◆ 本文 ◆
========================================================================

説明

導波管

【課題】 使用可能な周波数帯域を広げつつ、寸法誤差により生じる信号波の伝送特性の劣化を抑制することができる導波管を提供する。
【解決手段】 本発明の導波管1は、第一導波管路10と、第二導波管路11と、第一導波管路10の端部と第二導波管路11の端部とを接続する接続空間15とを備えている。接続空間15は、第一導波管路10の端縁10aを基端として第二の方向とは逆方向に延びる第一の壁面15aと、第一の壁面15aに直交して設けられて第二の方向に進む信号波と共振しうる反射波を生じさせる第一の直交壁面15dと、第二導波管路11の端縁11aを基端として第一の方向に延びる第二の壁面15bと、第二の壁面に直交して設けられて第二の方向に進む信号波と共振しうる反射波を生じさせる第二の直交壁面15cとを含む複数の壁面によって画定されている。

【発明の詳細な説明】
【技術分野】
【0001】
本発明は、マイクロ波や、ミリ波等を伝送するための導波管に関する。
【背景技術】
【0002】
例えば、自動車等に搭載されるレーダでは、マイクロ波やミリ波等の信号波を送受信するための送受信部と、前記信号波を空間に放射するアンテナとの間には、前記信号波を伝送するための導波管が用いられている。
前記導波管には、信号波を伝送するにあたって、その伝送方向を変換するものがある。このような、伝送方向を変換するための導波管は、不要な反射等を生じさせたり信号波を減衰させたりすることなくスムーズに伝送方向を変換するために、導波管の管路を変換すべき伝送方向に向けて所定の曲率でスムーズに曲げたものや、伝送方向を変換する角部の外側内面に階段状のステップ面を設けたものが用いられることがあった(例えば、特許文献1参照)。
【0003】
上記導波管に設けられるステップ面は、伝送する信号波の波長に応じて非常に小さい段差面を精度良く形成する必要があるため、より簡易な構成として、伝送方向を変換する角部に共振部を設けたバックショート構造を採用するものもある。

========================================================================

◆ 要素位置データ ◆

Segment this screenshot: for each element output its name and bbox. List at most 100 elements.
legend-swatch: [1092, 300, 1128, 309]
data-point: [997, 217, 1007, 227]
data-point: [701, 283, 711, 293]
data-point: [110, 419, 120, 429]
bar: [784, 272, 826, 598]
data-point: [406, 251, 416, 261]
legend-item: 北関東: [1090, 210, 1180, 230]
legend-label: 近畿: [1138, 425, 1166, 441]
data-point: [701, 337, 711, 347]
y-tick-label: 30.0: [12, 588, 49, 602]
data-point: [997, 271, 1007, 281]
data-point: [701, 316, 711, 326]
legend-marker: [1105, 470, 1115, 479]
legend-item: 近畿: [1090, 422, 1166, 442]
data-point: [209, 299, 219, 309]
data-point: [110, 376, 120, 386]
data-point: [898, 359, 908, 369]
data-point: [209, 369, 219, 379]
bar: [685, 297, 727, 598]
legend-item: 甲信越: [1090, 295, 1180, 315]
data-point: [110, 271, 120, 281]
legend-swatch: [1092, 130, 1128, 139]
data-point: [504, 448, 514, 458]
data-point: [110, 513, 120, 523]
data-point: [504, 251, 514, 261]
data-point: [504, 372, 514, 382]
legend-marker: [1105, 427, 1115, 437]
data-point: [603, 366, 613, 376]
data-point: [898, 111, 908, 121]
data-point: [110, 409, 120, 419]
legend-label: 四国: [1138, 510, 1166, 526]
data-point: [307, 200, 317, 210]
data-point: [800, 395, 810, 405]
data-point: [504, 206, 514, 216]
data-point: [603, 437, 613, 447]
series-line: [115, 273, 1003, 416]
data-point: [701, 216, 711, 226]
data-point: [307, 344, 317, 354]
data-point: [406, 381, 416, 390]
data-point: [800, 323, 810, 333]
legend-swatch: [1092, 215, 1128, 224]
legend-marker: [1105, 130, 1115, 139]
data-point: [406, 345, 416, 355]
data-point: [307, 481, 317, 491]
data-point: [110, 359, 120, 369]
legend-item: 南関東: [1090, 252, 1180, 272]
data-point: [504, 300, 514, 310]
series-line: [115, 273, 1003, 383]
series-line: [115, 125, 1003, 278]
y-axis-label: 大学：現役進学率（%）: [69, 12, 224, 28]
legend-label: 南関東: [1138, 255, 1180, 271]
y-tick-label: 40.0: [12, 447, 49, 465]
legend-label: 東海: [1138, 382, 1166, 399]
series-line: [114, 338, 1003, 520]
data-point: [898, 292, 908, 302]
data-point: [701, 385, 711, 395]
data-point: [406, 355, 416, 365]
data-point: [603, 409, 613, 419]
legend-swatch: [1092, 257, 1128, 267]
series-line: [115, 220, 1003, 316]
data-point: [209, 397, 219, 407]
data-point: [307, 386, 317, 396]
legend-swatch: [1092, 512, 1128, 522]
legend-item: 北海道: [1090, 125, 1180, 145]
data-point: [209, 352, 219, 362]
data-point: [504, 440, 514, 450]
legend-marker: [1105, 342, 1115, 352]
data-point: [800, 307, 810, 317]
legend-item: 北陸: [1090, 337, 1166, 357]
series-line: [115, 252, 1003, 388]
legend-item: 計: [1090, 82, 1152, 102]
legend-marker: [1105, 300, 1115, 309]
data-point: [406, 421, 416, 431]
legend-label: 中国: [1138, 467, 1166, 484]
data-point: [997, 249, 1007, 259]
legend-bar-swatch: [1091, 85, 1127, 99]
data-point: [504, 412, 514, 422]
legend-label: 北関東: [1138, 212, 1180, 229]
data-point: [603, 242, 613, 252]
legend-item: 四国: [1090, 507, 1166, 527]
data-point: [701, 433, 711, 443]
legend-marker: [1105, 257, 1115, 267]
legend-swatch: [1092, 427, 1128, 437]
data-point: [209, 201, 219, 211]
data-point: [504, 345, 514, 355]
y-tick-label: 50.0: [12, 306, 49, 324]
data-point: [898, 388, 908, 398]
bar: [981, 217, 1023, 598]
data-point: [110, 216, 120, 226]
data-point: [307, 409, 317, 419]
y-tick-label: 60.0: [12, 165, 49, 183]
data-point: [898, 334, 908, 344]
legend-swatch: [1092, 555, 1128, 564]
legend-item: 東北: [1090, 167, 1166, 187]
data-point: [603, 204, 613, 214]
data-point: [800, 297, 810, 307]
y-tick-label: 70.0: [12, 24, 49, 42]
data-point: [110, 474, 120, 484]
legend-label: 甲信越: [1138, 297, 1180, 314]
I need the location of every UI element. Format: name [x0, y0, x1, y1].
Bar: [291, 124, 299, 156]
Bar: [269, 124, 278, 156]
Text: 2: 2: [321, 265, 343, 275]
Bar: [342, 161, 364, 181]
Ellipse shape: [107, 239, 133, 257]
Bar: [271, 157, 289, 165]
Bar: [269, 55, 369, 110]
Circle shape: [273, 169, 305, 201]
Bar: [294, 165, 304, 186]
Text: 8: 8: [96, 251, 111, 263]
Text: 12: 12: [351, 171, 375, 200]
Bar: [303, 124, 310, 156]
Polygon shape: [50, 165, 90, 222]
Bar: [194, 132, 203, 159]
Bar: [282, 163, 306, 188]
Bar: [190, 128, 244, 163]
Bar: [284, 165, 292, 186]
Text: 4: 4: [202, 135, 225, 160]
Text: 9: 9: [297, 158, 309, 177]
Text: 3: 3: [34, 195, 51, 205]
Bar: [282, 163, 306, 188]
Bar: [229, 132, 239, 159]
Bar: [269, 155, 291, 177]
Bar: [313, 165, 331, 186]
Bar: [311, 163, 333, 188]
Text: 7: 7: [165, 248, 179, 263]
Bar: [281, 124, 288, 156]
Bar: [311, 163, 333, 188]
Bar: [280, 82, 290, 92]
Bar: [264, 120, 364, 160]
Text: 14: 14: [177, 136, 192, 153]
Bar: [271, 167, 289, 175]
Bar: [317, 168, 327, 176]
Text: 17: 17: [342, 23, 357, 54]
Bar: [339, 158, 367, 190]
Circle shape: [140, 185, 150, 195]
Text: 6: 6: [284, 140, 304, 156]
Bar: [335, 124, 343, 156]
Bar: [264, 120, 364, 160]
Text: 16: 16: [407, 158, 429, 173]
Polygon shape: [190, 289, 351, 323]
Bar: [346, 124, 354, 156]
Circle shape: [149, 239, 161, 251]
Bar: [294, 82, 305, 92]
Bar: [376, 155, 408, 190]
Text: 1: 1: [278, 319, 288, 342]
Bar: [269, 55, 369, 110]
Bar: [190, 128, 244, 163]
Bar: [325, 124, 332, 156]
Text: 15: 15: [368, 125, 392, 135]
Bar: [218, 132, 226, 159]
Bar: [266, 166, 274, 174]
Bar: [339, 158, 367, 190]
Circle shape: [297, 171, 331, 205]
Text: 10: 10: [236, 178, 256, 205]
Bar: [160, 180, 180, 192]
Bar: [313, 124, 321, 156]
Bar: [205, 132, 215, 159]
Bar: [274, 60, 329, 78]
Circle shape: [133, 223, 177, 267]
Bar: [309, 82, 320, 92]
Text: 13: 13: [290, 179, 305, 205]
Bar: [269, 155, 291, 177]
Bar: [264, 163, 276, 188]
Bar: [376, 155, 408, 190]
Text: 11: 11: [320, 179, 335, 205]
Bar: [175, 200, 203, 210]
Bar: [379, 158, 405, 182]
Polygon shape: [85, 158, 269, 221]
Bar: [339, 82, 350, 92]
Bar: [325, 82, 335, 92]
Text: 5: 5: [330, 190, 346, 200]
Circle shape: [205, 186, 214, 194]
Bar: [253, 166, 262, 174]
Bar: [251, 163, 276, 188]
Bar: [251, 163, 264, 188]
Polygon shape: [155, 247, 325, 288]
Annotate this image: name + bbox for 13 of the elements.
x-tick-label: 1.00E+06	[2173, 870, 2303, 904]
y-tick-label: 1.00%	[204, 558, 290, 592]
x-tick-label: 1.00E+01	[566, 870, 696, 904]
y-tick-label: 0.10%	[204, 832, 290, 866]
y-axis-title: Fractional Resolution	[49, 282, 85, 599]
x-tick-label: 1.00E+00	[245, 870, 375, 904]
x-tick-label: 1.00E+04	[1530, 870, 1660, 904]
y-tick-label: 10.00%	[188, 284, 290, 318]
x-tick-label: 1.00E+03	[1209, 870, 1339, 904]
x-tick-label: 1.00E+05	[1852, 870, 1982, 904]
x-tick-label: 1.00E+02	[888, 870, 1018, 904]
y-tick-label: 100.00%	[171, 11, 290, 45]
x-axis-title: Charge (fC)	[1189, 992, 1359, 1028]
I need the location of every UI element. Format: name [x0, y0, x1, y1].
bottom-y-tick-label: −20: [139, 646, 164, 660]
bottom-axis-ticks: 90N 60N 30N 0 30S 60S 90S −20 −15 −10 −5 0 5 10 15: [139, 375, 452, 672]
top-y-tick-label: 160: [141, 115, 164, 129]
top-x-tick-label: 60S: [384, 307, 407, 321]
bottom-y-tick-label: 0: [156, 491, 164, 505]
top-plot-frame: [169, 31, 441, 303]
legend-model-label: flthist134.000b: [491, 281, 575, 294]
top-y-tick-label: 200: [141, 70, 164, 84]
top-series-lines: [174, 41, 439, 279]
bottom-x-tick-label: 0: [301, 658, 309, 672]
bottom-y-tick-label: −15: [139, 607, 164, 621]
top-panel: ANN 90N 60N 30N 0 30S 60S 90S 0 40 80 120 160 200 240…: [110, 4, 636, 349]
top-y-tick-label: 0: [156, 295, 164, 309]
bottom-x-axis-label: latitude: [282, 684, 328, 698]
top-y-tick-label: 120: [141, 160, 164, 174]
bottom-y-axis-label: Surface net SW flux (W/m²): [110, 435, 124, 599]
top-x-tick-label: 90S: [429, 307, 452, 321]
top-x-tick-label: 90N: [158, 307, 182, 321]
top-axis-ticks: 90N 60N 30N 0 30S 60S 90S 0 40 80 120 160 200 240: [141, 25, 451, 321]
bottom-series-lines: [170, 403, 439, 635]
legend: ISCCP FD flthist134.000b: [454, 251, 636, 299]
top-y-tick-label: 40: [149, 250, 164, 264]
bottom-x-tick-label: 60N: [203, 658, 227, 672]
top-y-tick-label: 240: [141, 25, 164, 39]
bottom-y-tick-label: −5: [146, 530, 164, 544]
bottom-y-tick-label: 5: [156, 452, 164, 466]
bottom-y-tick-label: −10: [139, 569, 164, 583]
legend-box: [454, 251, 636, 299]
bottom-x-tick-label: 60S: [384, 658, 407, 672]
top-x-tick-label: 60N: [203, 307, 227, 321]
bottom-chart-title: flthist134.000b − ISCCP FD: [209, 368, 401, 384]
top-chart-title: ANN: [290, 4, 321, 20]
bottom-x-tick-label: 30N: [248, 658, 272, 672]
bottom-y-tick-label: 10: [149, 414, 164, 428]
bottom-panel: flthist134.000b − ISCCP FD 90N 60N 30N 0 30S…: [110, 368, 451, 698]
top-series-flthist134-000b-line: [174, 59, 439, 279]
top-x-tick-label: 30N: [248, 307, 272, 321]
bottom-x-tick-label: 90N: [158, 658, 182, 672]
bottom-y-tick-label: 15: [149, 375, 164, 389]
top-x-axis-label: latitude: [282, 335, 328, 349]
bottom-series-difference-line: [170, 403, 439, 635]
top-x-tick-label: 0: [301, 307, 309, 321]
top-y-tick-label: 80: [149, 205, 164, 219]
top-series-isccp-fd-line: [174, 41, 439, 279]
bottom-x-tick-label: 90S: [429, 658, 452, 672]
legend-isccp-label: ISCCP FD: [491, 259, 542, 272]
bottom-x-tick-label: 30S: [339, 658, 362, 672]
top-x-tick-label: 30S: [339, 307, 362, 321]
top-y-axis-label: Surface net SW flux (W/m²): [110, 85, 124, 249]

========================================================================

◆ 問題 ◆
- a) 導波管に関する本文によると、伝送方向を変換する角部に共振部を設けたバックショート構造を採用する導波管があるのはなぜですか。一～三文で説明してください。
- b) 導波管に関する本文を、最後の文の後から書き進めてください。

◆ 解答 ◆
- a) ステップ面は、伝送する信号波の波長に応じて非常に小さい段差面を精度良く形成する必要があります。そのため、より簡易な構成としてバックショート構造を採用するものがあります。

- b)
このバックショート構造とは、図10に示すように、信号波が導入される一の導波管路100と、この一の導波管路100の端部に直角に接続された他の導波管路101との間の角部102に、共振部103が設けられている構造である。このバックショート構造では、共振部103が、当該共振部103に侵入する信号波を短絡終端し、終端したときの反射波の位相を一の導波管路100から導入された信号波と同位相とすることで当該信号波を減衰させないように構成されている。このため、良好な伝送特性を維持しつつ、当該信号波の伝送方向の変換をスムーズに行うことができる。
【0004】
また、上記導波管は、導波管となる溝部を形成した複数の金属板等を組み合わせて構成されることがある。例えば、図10の導波管では、分割線104に沿う面が合わせ面とされた2枚の金属板を組み合わせて構成されている。紙面上側の金属板105には、他の導波管路101及び共振部103となるべき溝部が形成され、紙面下側の金属板106には、一の導波管路100となるべき溝部が形成されている。そして、これら両金属板を組み合わせることで、導波管が構成される。
【先行技術文献】
【特許文献】
【0005】
【特許文献1】特開平9−246801号公報
【発明の概要】
【発明が解決しようとする課題】
【0006】
上述のバックショート構造を有する導波管によれば、簡易な構成で信号波の変換をスムーズに行うことができる一方、このバックショート構造は、共振部103による反射波の位相を当該共振部103の長さ寸法によって設定し、信号波の減衰を抑制するものなので、減衰を抑制することが可能な信号波の波長の範囲が限定され、使用可能な信号波の周波数帯域が比較的狭くなるという特性を有している。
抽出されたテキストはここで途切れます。